* _WHAT TO WORK ON_: Select the lines of the records containing the word "dash" and list them.

* _RAW DATA_:
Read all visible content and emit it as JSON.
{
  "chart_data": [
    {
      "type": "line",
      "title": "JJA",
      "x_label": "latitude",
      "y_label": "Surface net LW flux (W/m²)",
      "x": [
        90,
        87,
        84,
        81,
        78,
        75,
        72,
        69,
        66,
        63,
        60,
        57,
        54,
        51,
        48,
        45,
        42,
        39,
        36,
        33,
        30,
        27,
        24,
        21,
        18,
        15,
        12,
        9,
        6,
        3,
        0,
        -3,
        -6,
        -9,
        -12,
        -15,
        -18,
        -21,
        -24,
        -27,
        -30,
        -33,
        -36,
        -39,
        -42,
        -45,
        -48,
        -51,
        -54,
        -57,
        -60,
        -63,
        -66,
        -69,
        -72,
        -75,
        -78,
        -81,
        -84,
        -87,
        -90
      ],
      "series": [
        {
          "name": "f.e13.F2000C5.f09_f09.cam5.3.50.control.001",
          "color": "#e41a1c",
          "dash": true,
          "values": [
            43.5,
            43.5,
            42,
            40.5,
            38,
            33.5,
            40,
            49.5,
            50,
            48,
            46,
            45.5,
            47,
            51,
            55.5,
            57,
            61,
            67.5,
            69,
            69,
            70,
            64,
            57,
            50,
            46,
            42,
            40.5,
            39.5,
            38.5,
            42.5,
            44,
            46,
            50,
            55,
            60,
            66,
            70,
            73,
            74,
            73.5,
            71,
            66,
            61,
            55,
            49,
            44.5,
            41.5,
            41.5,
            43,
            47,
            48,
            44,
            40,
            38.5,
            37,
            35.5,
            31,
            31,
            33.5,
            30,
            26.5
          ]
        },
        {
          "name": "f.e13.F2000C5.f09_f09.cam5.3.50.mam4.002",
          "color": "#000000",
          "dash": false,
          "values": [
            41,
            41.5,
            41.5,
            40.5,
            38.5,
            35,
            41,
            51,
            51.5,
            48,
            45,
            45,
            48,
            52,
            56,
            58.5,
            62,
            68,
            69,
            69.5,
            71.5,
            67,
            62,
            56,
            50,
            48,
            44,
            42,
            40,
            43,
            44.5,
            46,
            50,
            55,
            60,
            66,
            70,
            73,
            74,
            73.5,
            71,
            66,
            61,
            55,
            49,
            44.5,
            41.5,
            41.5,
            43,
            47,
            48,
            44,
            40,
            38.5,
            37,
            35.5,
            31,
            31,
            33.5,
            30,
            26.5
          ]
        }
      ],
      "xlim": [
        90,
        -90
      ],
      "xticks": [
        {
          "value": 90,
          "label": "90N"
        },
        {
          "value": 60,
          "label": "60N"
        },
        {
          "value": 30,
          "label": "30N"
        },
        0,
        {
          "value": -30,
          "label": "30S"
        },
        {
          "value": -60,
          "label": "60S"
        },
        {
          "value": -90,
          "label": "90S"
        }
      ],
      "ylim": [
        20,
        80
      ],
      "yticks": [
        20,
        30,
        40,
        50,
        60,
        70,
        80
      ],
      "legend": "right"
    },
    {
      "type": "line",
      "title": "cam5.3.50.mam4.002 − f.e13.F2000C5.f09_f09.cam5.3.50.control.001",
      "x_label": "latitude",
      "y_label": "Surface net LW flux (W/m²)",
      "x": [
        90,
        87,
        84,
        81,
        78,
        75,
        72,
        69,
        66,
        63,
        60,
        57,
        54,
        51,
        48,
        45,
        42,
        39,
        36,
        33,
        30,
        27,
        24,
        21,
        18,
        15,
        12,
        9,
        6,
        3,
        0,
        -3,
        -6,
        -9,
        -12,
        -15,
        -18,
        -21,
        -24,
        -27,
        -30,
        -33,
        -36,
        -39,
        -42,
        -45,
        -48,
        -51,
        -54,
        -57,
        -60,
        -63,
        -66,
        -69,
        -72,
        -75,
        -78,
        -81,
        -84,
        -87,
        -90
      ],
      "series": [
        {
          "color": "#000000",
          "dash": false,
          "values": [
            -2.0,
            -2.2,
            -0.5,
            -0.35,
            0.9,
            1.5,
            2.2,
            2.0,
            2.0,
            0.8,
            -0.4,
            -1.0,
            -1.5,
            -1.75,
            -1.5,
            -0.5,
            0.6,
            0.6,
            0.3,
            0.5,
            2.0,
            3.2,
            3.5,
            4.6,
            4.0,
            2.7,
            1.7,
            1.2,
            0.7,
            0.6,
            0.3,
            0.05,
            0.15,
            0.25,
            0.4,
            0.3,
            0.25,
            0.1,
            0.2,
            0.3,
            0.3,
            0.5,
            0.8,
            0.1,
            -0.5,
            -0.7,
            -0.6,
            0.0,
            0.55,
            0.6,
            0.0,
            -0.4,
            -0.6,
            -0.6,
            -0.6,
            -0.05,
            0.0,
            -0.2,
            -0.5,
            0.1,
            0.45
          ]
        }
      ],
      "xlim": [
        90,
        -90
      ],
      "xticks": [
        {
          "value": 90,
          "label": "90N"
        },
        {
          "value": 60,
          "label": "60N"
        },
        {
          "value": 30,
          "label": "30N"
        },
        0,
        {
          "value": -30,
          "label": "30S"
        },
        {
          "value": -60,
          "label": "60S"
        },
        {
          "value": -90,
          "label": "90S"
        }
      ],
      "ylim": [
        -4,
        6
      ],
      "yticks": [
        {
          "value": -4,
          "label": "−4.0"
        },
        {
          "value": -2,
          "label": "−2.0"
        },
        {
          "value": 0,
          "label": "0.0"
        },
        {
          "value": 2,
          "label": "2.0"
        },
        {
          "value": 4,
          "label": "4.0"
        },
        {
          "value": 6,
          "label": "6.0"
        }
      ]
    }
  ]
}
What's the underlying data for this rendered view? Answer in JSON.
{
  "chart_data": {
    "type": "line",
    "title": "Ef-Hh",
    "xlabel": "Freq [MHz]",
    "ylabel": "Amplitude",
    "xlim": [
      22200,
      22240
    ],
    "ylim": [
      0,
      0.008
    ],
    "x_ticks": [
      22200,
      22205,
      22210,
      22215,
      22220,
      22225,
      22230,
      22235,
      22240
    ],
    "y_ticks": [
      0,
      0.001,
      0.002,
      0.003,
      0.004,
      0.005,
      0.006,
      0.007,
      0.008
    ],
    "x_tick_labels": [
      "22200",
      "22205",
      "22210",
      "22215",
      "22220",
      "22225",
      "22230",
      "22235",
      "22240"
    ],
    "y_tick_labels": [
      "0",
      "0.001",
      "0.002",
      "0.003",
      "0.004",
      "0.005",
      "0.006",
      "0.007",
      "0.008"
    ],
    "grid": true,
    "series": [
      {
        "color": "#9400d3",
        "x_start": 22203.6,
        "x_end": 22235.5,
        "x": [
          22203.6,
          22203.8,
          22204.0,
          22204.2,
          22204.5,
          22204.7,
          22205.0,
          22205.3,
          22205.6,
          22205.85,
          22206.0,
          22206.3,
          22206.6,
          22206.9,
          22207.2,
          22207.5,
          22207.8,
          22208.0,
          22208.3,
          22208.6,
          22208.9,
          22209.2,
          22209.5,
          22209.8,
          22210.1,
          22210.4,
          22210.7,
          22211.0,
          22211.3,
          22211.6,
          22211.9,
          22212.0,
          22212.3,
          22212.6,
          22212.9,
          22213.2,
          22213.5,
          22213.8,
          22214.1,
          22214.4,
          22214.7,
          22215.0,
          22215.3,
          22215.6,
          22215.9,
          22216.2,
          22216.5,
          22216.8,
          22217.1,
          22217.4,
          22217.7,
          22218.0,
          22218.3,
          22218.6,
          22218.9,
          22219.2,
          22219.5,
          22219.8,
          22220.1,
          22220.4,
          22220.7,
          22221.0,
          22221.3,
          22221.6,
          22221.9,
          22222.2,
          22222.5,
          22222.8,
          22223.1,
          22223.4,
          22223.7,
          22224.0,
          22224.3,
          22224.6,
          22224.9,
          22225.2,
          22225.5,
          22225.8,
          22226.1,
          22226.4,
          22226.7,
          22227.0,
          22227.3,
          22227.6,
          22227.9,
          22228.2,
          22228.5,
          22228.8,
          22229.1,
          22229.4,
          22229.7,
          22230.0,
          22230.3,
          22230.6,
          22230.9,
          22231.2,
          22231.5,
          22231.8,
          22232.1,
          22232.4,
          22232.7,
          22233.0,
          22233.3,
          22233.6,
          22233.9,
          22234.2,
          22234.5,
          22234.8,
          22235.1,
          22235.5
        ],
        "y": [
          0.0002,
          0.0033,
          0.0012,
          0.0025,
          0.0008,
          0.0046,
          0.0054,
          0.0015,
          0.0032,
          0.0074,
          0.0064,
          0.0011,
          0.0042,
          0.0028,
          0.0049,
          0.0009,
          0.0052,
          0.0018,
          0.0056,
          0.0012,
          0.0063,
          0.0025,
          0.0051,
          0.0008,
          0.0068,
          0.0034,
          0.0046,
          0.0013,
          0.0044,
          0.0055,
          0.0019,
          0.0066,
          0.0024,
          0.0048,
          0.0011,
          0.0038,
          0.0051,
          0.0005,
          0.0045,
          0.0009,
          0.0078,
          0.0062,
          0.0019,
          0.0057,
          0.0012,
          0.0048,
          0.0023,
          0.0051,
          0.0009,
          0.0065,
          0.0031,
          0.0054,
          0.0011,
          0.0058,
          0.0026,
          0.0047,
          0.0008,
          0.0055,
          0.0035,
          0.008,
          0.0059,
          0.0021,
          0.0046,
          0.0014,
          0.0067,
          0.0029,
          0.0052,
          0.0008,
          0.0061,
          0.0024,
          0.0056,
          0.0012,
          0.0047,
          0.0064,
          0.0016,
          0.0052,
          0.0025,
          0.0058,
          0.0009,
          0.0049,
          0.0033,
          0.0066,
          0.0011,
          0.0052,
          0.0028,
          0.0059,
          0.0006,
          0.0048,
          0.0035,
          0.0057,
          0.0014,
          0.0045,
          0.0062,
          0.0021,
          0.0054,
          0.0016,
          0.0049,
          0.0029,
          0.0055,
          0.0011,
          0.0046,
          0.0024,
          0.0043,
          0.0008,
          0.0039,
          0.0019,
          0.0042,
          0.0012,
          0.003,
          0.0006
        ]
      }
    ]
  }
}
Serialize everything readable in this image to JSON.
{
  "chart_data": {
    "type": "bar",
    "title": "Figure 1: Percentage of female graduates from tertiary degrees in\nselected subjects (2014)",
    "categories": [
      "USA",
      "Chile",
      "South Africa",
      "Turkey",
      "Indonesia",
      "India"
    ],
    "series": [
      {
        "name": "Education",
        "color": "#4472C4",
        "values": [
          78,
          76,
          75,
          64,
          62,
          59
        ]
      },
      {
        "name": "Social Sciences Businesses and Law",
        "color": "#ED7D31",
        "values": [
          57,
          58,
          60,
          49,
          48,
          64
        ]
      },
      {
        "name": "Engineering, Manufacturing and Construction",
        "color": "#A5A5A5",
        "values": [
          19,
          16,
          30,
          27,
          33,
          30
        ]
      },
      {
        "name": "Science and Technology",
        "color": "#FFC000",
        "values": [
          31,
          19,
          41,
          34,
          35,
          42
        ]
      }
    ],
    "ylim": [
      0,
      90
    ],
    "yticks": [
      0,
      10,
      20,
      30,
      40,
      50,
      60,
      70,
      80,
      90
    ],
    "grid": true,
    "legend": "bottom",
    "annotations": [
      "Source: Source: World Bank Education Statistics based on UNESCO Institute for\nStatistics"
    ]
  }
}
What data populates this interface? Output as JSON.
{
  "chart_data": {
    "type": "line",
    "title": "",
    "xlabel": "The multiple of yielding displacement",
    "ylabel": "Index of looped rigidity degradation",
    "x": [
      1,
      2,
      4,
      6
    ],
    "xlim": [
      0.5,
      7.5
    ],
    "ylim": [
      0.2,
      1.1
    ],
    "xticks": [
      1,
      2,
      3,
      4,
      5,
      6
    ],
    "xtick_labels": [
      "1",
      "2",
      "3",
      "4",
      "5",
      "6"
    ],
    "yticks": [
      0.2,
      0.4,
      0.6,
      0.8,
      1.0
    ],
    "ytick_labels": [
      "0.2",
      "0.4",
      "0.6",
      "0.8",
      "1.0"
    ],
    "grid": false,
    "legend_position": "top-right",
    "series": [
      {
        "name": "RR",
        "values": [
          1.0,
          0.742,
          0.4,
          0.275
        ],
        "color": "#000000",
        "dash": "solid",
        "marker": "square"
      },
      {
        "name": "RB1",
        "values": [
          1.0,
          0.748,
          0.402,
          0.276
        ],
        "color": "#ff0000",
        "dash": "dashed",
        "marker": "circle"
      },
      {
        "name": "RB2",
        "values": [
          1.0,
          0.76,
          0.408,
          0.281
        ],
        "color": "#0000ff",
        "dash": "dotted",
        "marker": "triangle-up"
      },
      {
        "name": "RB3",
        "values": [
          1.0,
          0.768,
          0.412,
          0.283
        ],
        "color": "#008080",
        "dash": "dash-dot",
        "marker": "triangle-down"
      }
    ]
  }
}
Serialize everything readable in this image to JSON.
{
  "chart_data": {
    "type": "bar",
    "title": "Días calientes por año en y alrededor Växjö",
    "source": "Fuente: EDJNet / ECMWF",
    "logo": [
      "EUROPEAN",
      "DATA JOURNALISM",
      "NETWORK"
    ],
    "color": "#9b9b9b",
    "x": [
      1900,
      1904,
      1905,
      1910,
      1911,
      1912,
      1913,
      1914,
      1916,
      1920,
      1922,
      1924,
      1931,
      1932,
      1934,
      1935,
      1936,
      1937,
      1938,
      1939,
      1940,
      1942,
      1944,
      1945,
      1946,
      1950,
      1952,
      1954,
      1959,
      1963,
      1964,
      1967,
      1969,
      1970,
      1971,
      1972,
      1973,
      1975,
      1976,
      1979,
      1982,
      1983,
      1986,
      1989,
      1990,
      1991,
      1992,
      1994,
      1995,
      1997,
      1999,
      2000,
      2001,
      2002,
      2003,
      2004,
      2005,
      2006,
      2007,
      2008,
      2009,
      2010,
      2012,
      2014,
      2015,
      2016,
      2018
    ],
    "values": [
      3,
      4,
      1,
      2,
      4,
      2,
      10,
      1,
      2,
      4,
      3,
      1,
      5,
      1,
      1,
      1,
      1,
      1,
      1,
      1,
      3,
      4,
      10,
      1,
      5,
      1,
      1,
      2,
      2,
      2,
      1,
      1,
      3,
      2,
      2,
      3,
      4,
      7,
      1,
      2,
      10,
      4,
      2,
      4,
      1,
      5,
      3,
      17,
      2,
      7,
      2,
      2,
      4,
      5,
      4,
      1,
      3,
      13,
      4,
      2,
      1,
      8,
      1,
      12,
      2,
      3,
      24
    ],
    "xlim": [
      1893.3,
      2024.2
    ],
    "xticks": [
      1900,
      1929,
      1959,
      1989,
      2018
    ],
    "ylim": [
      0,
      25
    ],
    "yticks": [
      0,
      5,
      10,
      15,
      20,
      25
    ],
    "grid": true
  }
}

* _OUTPUT FOR THIS TASK_:
          "dash": true,
          "dash": false,
          "dash": false,
        "dash": "solid",
        "dash": "dashed",
        "dash": "dotted",
        "dash": "dash-dot",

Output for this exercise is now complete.